— BEGIN —

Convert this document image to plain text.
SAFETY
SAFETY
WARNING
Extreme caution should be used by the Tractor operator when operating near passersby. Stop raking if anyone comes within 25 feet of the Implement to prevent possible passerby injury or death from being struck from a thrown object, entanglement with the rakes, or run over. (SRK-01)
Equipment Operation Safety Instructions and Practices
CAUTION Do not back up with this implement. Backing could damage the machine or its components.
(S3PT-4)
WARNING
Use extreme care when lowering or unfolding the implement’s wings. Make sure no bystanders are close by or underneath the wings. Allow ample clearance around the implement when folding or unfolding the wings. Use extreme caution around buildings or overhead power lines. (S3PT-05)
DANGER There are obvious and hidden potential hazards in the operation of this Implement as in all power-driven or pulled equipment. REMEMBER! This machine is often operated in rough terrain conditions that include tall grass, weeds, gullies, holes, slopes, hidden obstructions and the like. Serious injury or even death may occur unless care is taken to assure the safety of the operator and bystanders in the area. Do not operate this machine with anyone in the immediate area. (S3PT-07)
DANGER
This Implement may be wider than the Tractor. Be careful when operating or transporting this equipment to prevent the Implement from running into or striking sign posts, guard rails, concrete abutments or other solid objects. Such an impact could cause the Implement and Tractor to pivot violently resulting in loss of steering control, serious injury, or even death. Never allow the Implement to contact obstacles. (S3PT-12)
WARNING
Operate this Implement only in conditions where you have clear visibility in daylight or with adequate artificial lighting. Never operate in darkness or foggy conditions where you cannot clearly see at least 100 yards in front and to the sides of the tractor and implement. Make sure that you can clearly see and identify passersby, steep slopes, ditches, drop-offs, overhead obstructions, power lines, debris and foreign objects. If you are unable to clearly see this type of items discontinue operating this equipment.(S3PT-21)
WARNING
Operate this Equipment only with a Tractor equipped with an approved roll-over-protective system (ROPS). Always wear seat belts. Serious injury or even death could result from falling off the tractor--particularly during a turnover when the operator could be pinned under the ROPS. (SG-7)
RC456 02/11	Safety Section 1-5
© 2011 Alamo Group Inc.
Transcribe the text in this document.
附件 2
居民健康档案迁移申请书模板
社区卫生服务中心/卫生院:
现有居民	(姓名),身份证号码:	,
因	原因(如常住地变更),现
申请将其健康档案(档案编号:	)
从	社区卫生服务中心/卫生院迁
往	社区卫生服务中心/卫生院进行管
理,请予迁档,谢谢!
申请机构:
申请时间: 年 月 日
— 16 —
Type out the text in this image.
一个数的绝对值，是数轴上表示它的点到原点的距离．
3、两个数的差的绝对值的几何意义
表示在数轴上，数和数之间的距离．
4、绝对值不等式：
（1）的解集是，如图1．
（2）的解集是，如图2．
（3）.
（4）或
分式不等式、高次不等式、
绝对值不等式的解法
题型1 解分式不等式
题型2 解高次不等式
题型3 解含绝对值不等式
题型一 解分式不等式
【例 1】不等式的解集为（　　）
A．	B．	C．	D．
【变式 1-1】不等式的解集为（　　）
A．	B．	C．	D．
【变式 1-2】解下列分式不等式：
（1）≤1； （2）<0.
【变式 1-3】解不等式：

— END —

Written exercise: Read through the entries and copy each line in which "社区卫生服务中心" appears.

Complete output:
社区卫生服务中心/卫生院:
从	社区卫生服务中心/卫生院迁
往	社区卫生服务中心/卫生院进行管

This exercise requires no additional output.